Stored items from a collection

-- -- --

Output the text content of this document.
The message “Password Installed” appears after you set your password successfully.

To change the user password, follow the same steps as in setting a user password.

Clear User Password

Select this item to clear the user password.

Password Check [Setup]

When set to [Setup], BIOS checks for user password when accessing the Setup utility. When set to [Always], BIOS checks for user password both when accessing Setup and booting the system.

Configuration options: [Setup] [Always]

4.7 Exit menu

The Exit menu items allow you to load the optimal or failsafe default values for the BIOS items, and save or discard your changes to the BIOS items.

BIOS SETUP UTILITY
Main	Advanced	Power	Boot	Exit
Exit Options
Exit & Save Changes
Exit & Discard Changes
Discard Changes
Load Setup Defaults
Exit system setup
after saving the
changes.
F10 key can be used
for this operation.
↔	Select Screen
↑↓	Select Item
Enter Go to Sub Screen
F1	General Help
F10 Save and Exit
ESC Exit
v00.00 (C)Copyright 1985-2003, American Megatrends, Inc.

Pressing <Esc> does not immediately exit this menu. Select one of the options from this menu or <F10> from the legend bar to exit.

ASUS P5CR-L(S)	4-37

-- -- --

--- Set problem ---
Give the count of lines in the data above that hold the string "Always", with no additional words.

--- Response to the task ---
2